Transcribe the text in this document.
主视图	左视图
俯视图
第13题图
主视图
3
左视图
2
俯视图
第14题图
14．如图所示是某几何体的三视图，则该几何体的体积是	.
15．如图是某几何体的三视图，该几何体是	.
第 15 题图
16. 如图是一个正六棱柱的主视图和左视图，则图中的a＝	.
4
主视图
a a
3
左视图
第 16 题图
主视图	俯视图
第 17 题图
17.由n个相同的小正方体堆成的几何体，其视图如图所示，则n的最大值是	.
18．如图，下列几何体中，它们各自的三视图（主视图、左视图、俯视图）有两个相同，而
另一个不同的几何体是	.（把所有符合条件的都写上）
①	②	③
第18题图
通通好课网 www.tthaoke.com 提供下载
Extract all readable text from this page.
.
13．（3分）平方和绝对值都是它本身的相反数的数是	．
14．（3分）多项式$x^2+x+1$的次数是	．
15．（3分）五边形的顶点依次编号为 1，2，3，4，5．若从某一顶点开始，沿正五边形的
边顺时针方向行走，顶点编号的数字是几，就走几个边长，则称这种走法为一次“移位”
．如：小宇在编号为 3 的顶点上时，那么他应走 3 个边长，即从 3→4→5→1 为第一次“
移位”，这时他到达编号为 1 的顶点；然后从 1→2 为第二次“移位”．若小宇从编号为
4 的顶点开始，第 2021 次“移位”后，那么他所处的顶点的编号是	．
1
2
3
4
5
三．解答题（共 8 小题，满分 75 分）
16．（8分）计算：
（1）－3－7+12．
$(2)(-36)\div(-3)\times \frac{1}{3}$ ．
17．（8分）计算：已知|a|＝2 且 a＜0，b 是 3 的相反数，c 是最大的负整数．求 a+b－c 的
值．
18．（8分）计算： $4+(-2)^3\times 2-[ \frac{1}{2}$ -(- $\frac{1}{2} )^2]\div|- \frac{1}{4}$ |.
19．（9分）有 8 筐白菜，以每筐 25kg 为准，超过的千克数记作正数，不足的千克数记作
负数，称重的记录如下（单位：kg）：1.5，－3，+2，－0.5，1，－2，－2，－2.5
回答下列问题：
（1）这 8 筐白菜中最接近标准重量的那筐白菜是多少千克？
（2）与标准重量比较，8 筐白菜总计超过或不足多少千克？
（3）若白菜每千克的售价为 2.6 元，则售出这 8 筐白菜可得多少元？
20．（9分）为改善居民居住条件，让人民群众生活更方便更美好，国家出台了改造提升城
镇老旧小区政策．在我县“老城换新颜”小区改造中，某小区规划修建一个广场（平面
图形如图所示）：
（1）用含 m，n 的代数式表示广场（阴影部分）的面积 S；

DIRECTIONS FOR THIS TASK:
Retype every entry above, word for word.

SOLVED EXERCISE:
Transcribe the text in this document.
主视图	左视图
俯视图
第13题图
主视图
3
左视图
2
俯视图
第14题图
14．如图所示是某几何体的三视图，则该几何体的体积是	.
15．如图是某几何体的三视图，该几何体是	.
第 15 题图
16. 如图是一个正六棱柱的主视图和左视图，则图中的a＝	.
4
主视图
a a
3
左视图
第 16 题图
主视图	俯视图
第 17 题图
17.由n个相同的小正方体堆成的几何体，其视图如图所示，则n的最大值是	.
18．如图，下列几何体中，它们各自的三视图（主视图、左视图、俯视图）有两个相同，而
另一个不同的几何体是	.（把所有符合条件的都写上）
①	②	③
第18题图
通通好课网 www.tthaoke.com 提供下载
Extract all readable text from this page.
.
13．（3分）平方和绝对值都是它本身的相反数的数是	．
14．（3分）多项式$x^2+x+1$的次数是	．
15．（3分）五边形的顶点依次编号为 1，2，3，4，5．若从某一顶点开始，沿正五边形的
边顺时针方向行走，顶点编号的数字是几，就走几个边长，则称这种走法为一次“移位”
．如：小宇在编号为 3 的顶点上时，那么他应走 3 个边长，即从 3→4→5→1 为第一次“
移位”，这时他到达编号为 1 的顶点；然后从 1→2 为第二次“移位”．若小宇从编号为
4 的顶点开始，第 2021 次“移位”后，那么他所处的顶点的编号是	．
1
2
3
4
5
三．解答题（共 8 小题，满分 75 分）
16．（8分）计算：
（1）－3－7+12．
$(2)(-36)\div(-3)\times \frac{1}{3}$ ．
17．（8分）计算：已知|a|＝2 且 a＜0，b 是 3 的相反数，c 是最大的负整数．求 a+b－c 的
值．
18．（8分）计算： $4+(-2)^3\times 2-[ \frac{1}{2}$ -(- $\frac{1}{2} )^2]\div|- \frac{1}{4}$ |.
19．（9分）有 8 筐白菜，以每筐 25kg 为准，超过的千克数记作正数，不足的千克数记作
负数，称重的记录如下（单位：kg）：1.5，－3，+2，－0.5，1，－2，－2，－2.5
回答下列问题：
（1）这 8 筐白菜中最接近标准重量的那筐白菜是多少千克？
（2）与标准重量比较，8 筐白菜总计超过或不足多少千克？
（3）若白菜每千克的售价为 2.6 元，则售出这 8 筐白菜可得多少元？
20．（9分）为改善居民居住条件，让人民群众生活更方便更美好，国家出台了改造提升城
镇老旧小区政策．在我县“老城换新颜”小区改造中，某小区规划修建一个广场（平面
图形如图所示）：
（1）用含 m，n 的代数式表示广场（阴影部分）的面积 S；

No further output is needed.